## [BRIEF]
Output all of the entries below precisely as written.

=== RECORD EXTRACTS ===

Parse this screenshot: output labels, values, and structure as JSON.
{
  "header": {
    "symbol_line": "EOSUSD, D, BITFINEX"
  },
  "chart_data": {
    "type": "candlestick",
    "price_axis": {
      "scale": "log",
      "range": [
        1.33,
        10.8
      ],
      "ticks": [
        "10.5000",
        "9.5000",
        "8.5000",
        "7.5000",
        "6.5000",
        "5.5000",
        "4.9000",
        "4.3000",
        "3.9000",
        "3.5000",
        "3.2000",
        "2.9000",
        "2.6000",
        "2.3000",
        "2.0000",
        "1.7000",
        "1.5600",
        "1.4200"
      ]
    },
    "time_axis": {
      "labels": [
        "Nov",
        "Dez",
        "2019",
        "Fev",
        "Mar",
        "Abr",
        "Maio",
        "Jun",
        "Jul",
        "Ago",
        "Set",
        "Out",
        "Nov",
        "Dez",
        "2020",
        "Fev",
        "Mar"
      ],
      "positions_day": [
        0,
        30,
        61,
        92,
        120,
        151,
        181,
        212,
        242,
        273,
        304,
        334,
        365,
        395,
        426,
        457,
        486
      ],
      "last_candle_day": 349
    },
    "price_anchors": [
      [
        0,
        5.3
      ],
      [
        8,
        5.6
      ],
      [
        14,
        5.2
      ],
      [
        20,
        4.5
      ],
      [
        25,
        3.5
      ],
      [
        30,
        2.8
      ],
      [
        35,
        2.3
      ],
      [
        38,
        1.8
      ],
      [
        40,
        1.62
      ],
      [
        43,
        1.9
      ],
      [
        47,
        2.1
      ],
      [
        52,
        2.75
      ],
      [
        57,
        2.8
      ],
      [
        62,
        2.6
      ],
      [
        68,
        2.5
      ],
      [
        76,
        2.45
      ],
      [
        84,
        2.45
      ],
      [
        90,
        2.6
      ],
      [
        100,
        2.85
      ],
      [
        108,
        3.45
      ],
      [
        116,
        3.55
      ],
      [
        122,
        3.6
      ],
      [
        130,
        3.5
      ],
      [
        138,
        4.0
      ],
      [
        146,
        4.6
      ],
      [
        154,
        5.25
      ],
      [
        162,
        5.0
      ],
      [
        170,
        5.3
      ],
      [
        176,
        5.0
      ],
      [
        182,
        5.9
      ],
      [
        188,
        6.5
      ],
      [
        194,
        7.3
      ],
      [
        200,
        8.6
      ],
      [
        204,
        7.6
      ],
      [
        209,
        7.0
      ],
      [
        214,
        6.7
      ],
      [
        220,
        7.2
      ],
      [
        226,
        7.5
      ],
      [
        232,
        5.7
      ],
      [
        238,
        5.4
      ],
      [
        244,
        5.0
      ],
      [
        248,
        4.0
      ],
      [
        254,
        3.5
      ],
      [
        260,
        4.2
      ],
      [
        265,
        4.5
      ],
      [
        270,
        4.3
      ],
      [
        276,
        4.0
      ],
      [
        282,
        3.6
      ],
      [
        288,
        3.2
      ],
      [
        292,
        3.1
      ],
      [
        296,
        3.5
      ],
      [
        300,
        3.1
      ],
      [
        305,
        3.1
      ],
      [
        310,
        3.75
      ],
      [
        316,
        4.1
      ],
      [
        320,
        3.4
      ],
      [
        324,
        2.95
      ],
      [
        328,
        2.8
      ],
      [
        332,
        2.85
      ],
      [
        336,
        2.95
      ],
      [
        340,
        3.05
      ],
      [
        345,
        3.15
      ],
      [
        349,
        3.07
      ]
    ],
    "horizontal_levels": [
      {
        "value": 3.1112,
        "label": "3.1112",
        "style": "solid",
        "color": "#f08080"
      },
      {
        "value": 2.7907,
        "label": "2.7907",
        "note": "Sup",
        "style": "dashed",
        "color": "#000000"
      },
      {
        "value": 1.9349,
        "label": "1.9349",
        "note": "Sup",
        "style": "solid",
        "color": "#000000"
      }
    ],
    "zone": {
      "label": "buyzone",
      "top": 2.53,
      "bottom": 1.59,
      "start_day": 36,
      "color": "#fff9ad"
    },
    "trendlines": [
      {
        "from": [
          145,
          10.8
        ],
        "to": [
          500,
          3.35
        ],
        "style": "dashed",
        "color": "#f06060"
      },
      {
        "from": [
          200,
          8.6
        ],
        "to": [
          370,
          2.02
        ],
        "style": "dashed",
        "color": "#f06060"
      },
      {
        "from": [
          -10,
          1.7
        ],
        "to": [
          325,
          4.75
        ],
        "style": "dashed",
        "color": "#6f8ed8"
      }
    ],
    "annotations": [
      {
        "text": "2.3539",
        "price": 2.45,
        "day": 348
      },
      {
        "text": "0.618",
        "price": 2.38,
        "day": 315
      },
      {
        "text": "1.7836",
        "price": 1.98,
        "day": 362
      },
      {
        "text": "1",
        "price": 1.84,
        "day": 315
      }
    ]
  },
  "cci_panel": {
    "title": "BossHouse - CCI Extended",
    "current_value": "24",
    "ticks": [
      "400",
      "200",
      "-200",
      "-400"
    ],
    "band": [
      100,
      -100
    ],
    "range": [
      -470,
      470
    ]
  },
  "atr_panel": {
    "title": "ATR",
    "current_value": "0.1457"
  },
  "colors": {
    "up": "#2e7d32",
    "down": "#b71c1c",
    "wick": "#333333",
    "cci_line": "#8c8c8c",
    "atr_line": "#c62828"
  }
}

===

## [SOLUTION FOR THIS EXERCISE]
Parse this screenshot: output labels, values, and structure as JSON.
{
  "header": {
    "symbol_line": "EOSUSD, D, BITFINEX"
  },
  "chart_data": {
    "type": "candlestick",
    "price_axis": {
      "scale": "log",
      "range": [
        1.33,
        10.8
      ],
      "ticks": [
        "10.5000",
        "9.5000",
        "8.5000",
        "7.5000",
        "6.5000",
        "5.5000",
        "4.9000",
        "4.3000",
        "3.9000",
        "3.5000",
        "3.2000",
        "2.9000",
        "2.6000",
        "2.3000",
        "2.0000",
        "1.7000",
        "1.5600",
        "1.4200"
      ]
    },
    "time_axis": {
      "labels": [
        "Nov",
        "Dez",
        "2019",
        "Fev",
        "Mar",
        "Abr",
        "Maio",
        "Jun",
        "Jul",
        "Ago",
        "Set",
        "Out",
        "Nov",
        "Dez",
        "2020",
        "Fev",
        "Mar"
      ],
      "positions_day": [
        0,
        30,
        61,
        92,
        120,
        151,
        181,
        212,
        242,
        273,
        304,
        334,
        365,
        395,
        426,
        457,
        486
      ],
      "last_candle_day": 349
    },
    "price_anchors": [
      [
        0,
        5.3
      ],
      [
        8,
        5.6
      ],
      [
        14,
        5.2
      ],
      [
        20,
        4.5
      ],
      [
        25,
        3.5
      ],
      [
        30,
        2.8
      ],
      [
        35,
        2.3
      ],
      [
        38,
        1.8
      ],
      [
        40,
        1.62
      ],
      [
        43,
        1.9
      ],
      [
        47,
        2.1
      ],
      [
        52,
        2.75
      ],
      [
        57,
        2.8
      ],
      [
        62,
        2.6
      ],
      [
        68,
        2.5
      ],
      [
        76,
        2.45
      ],
      [
        84,
        2.45
      ],
      [
        90,
        2.6
      ],
      [
        100,
        2.85
      ],
      [
        108,
        3.45
      ],
      [
        116,
        3.55
      ],
      [
        122,
        3.6
      ],
      [
        130,
        3.5
      ],
      [
        138,
        4.0
      ],
      [
        146,
        4.6
      ],
      [
        154,
        5.25
      ],
      [
        162,
        5.0
      ],
      [
        170,
        5.3
      ],
      [
        176,
        5.0
      ],
      [
        182,
        5.9
      ],
      [
        188,
        6.5
      ],
      [
        194,
        7.3
      ],
      [
        200,
        8.6
      ],
      [
        204,
        7.6
      ],
      [
        209,
        7.0
      ],
      [
        214,
        6.7
      ],
      [
        220,
        7.2
      ],
      [
        226,
        7.5
      ],
      [
        232,
        5.7
      ],
      [
        238,
        5.4
      ],
      [
        244,
        5.0
      ],
      [
        248,
        4.0
      ],
      [
        254,
        3.5
      ],
      [
        260,
        4.2
      ],
      [
        265,
        4.5
      ],
      [
        270,
        4.3
      ],
      [
        276,
        4.0
      ],
      [
        282,
        3.6
      ],
      [
        288,
        3.2
      ],
      [
        292,
        3.1
      ],
      [
        296,
        3.5
      ],
      [
        300,
        3.1
      ],
      [
        305,
        3.1
      ],
      [
        310,
        3.75
      ],
      [
        316,
        4.1
      ],
      [
        320,
        3.4
      ],
      [
        324,
        2.95
      ],
      [
        328,
        2.8
      ],
      [
        332,
        2.85
      ],
      [
        336,
        2.95
      ],
      [
        340,
        3.05
      ],
      [
        345,
        3.15
      ],
      [
        349,
        3.07
      ]
    ],
    "horizontal_levels": [
      {
        "value": 3.1112,
        "label": "3.1112",
        "style": "solid",
        "color": "#f08080"
      },
      {
        "value": 2.7907,
        "label": "2.7907",
        "note": "Sup",
        "style": "dashed",
        "color": "#000000"
      },
      {
        "value": 1.9349,
        "label": "1.9349",
        "note": "Sup",
        "style": "solid",
        "color": "#000000"
      }
    ],
    "zone": {
      "label": "buyzone",
      "top": 2.53,
      "bottom": 1.59,
      "start_day": 36,
      "color": "#fff9ad"
    },
    "trendlines": [
      {
        "from": [
          145,
          10.8
        ],
        "to": [
          500,
          3.35
        ],
        "style": "dashed",
        "color": "#f06060"
      },
      {
        "from": [
          200,
          8.6
        ],
        "to": [
          370,
          2.02
        ],
        "style": "dashed",
        "color": "#f06060"
      },
      {
        "from": [
          -10,
          1.7
        ],
        "to": [
          325,
          4.75
        ],
        "style": "dashed",
        "color": "#6f8ed8"
      }
    ],
    "annotations": [
      {
        "text": "2.3539",
        "price": 2.45,
        "day": 348
      },
      {
        "text": "0.618",
        "price": 2.38,
        "day": 315
      },
      {
        "text": "1.7836",
        "price": 1.98,
        "day": 362
      },
      {
        "text": "1",
        "price": 1.84,
        "day": 315
      }
    ]
  },
  "cci_panel": {
    "title": "BossHouse - CCI Extended",
    "current_value": "24",
    "ticks": [
      "400",
      "200",
      "-200",
      "-400"
    ],
    "band": [
      100,
      -100
    ],
    "range": [
      -470,
      470
    ]
  },
  "atr_panel": {
    "title": "ATR",
    "current_value": "0.1457"
  },
  "colors": {
    "up": "#2e7d32",
    "down": "#b71c1c",
    "wick": "#333333",
    "cci_line": "#8c8c8c",
    "atr_line": "#c62828"
  }
}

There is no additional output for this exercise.